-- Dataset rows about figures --
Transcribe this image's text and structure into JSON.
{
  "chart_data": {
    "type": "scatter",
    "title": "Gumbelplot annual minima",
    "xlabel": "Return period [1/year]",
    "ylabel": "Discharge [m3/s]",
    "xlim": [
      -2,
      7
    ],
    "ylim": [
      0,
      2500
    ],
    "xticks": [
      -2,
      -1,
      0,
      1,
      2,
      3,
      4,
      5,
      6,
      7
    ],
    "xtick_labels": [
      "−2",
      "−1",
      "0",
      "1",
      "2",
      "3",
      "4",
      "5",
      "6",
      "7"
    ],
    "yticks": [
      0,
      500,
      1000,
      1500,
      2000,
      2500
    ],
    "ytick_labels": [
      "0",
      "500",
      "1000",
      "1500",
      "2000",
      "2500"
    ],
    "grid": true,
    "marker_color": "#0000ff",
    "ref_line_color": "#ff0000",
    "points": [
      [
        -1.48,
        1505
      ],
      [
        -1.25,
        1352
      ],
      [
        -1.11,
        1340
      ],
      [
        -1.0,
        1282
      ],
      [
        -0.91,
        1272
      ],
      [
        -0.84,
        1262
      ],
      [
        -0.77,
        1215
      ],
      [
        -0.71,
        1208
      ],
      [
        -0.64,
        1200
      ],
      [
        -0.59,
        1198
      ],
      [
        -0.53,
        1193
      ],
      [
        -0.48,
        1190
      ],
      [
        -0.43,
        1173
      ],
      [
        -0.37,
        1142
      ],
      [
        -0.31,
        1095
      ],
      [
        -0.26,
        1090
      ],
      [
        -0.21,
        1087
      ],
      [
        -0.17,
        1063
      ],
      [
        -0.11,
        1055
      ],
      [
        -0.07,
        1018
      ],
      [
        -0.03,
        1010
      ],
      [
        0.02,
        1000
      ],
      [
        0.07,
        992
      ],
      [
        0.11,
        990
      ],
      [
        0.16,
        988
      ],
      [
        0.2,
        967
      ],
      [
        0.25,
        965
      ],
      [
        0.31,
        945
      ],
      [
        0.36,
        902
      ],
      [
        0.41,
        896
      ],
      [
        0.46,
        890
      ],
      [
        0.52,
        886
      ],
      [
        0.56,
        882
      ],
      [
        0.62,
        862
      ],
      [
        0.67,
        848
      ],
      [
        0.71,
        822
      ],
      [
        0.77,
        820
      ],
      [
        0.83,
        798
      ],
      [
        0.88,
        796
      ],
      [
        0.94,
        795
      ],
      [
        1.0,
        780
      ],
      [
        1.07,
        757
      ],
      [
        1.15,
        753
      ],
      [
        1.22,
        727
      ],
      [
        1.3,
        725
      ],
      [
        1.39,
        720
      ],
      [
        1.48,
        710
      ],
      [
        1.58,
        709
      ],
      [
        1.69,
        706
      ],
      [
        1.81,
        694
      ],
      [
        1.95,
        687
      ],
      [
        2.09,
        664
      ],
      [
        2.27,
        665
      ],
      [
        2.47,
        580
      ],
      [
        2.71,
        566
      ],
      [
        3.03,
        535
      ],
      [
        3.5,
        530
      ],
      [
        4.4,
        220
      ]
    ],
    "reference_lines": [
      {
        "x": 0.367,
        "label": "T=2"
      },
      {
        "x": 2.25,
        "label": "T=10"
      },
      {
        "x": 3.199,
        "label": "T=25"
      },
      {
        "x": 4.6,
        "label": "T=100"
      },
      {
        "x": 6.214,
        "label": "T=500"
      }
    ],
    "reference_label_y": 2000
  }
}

-- Stated task --
Exactly reproduce every line found in the records.

-- Answer for the task --
Transcribe this image's text and structure into JSON.
{
  "chart_data": {
    "type": "scatter",
    "title": "Gumbelplot annual minima",
    "xlabel": "Return period [1/year]",
    "ylabel": "Discharge [m3/s]",
    "xlim": [
      -2,
      7
    ],
    "ylim": [
      0,
      2500
    ],
    "xticks": [
      -2,
      -1,
      0,
      1,
      2,
      3,
      4,
      5,
      6,
      7
    ],
    "xtick_labels": [
      "−2",
      "−1",
      "0",
      "1",
      "2",
      "3",
      "4",
      "5",
      "6",
      "7"
    ],
    "yticks": [
      0,
      500,
      1000,
      1500,
      2000,
      2500
    ],
    "ytick_labels": [
      "0",
      "500",
      "1000",
      "1500",
      "2000",
      "2500"
    ],
    "grid": true,
    "marker_color": "#0000ff",
    "ref_line_color": "#ff0000",
    "points": [
      [
        -1.48,
        1505
      ],
      [
        -1.25,
        1352
      ],
      [
        -1.11,
        1340
      ],
      [
        -1.0,
        1282
      ],
      [
        -0.91,
        1272
      ],
      [
        -0.84,
        1262
      ],
      [
        -0.77,
        1215
      ],
      [
        -0.71,
        1208
      ],
      [
        -0.64,
        1200
      ],
      [
        -0.59,
        1198
      ],
      [
        -0.53,
        1193
      ],
      [
        -0.48,
        1190
      ],
      [
        -0.43,
        1173
      ],
      [
        -0.37,
        1142
      ],
      [
        -0.31,
        1095
      ],
      [
        -0.26,
        1090
      ],
      [
        -0.21,
        1087
      ],
      [
        -0.17,
        1063
      ],
      [
        -0.11,
        1055
      ],
      [
        -0.07,
        1018
      ],
      [
        -0.03,
        1010
      ],
      [
        0.02,
        1000
      ],
      [
        0.07,
        992
      ],
      [
        0.11,
        990
      ],
      [
        0.16,
        988
      ],
      [
        0.2,
        967
      ],
      [
        0.25,
        965
      ],
      [
        0.31,
        945
      ],
      [
        0.36,
        902
      ],
      [
        0.41,
        896
      ],
      [
        0.46,
        890
      ],
      [
        0.52,
        886
      ],
      [
        0.56,
        882
      ],
      [
        0.62,
        862
      ],
      [
        0.67,
        848
      ],
      [
        0.71,
        822
      ],
      [
        0.77,
        820
      ],
      [
        0.83,
        798
      ],
      [
        0.88,
        796
      ],
      [
        0.94,
        795
      ],
      [
        1.0,
        780
      ],
      [
        1.07,
        757
      ],
      [
        1.15,
        753
      ],
      [
        1.22,
        727
      ],
      [
        1.3,
        725
      ],
      [
        1.39,
        720
      ],
      [
        1.48,
        710
      ],
      [
        1.58,
        709
      ],
      [
        1.69,
        706
      ],
      [
        1.81,
        694
      ],
      [
        1.95,
        687
      ],
      [
        2.09,
        664
      ],
      [
        2.27,
        665
      ],
      [
        2.47,
        580
      ],
      [
        2.71,
        566
      ],
      [
        3.03,
        535
      ],
      [
        3.5,
        530
      ],
      [
        4.4,
        220
      ]
    ],
    "reference_lines": [
      {
        "x": 0.367,
        "label": "T=2"
      },
      {
        "x": 2.25,
        "label": "T=10"
      },
      {
        "x": 3.199,
        "label": "T=25"
      },
      {
        "x": 4.6,
        "label": "T=100"
      },
      {
        "x": 6.214,
        "label": "T=500"
      }
    ],
    "reference_label_y": 2000
  }
}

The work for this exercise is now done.